- [TASK INSTRUCTIONS]
Records follow. Select each line holding "title".

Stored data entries
+---+

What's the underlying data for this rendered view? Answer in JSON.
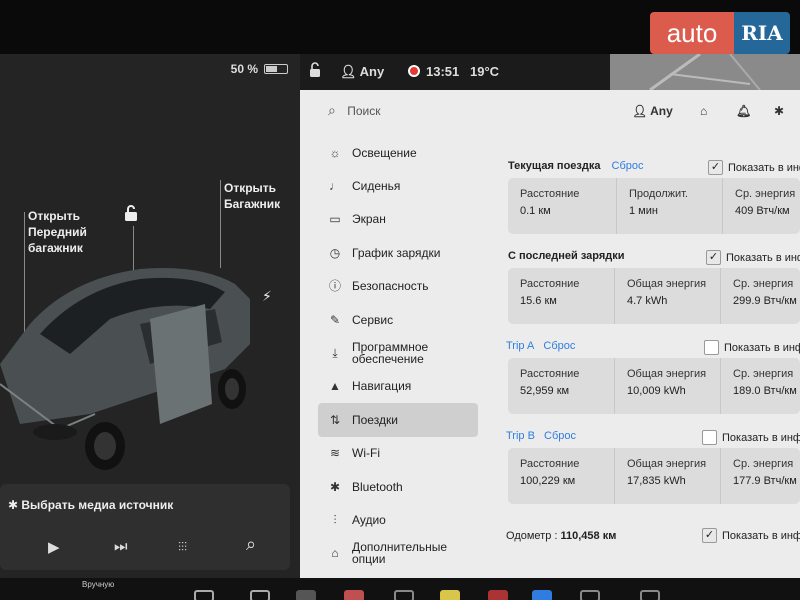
{
  "watermark": {
    "left": "auto",
    "right": "RIA"
  },
  "left_panel": {
    "battery": "50 %",
    "frunk_label": "Открыть Передний багажник",
    "trunk_label": "Открыть Багажник",
    "media": {
      "title": "✱ Выбрать медиа источник",
      "controls": {
        "play": "▶",
        "next": "⏭",
        "eq": "⫶⫶⫶",
        "search": "⌕"
      }
    }
  },
  "status_bar": {
    "lock_icon": "lock-open",
    "profile": "Any",
    "time": "13:51",
    "temp": "19°C"
  },
  "settings": {
    "search_placeholder": "Поиск",
    "header_profile": "Any",
    "nav": [
      {
        "label": "Освещение",
        "icon": "☼"
      },
      {
        "label": "Сиденья",
        "icon": "♩"
      },
      {
        "label": "Экран",
        "icon": "▭"
      },
      {
        "label": "График зарядки",
        "icon": "◷"
      },
      {
        "label": "Безопасность",
        "icon": "ⓘ"
      },
      {
        "label": "Сервис",
        "icon": "✎"
      },
      {
        "label": "Программное обеспечение",
        "icon": "⤓"
      },
      {
        "label": "Навигация",
        "icon": "▲"
      },
      {
        "label": "Поездки",
        "icon": "⇅"
      },
      {
        "label": "Wi-Fi",
        "icon": "≋"
      },
      {
        "label": "Bluetooth",
        "icon": "✱"
      },
      {
        "label": "Аудио",
        "icon": "⫶"
      },
      {
        "label": "Дополнительные опции",
        "icon": "⌂"
      }
    ],
    "active_nav": "Поездки",
    "trips": {
      "current": {
        "title": "Текущая поездка",
        "reset": "Сброс",
        "show": "Показать в инф.",
        "cells": [
          {
            "label": "Расстояние",
            "value": "0.1 км"
          },
          {
            "label": "Продолжит.",
            "value": "1 мин"
          },
          {
            "label": "Ср. энергия",
            "value": "409 Втч/км"
          }
        ]
      },
      "since_charge": {
        "title": "С последней зарядки",
        "show": "Показать в инф.",
        "cells": [
          {
            "label": "Расстояние",
            "value": "15.6 км"
          },
          {
            "label": "Общая энергия",
            "value": "4.7 kWh"
          },
          {
            "label": "Ср. энергия",
            "value": "299.9 Втч/км"
          }
        ]
      },
      "trip_a": {
        "title": "Trip A",
        "reset": "Сброс",
        "show": "Показать в инф. о",
        "cells": [
          {
            "label": "Расстояние",
            "value": "52,959 км"
          },
          {
            "label": "Общая энергия",
            "value": "10,009 kWh"
          },
          {
            "label": "Ср. энергия",
            "value": "189.0 Втч/км"
          }
        ]
      },
      "trip_b": {
        "title": "Trip B",
        "reset": "Сброс",
        "show": "Показать в инф. о",
        "cells": [
          {
            "label": "Расстояние",
            "value": "100,229 км"
          },
          {
            "label": "Общая энергия",
            "value": "17,835 kWh"
          },
          {
            "label": "Ср. энергия",
            "value": "177.9 Втч/км"
          }
        ]
      }
    },
    "odometer": {
      "label": "Одометр :",
      "value": "110,458 км",
      "show": "Показать в инф. о"
    }
  },
  "dock": {
    "label": "Вручную"
  }
}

+---+

- [RESULT]
      "title": "✱ Выбрать медиа источник",
        "title": "Текущая поездка",
        "title": "С последней зарядки",
        "title": "Trip A",
        "title": "Trip B",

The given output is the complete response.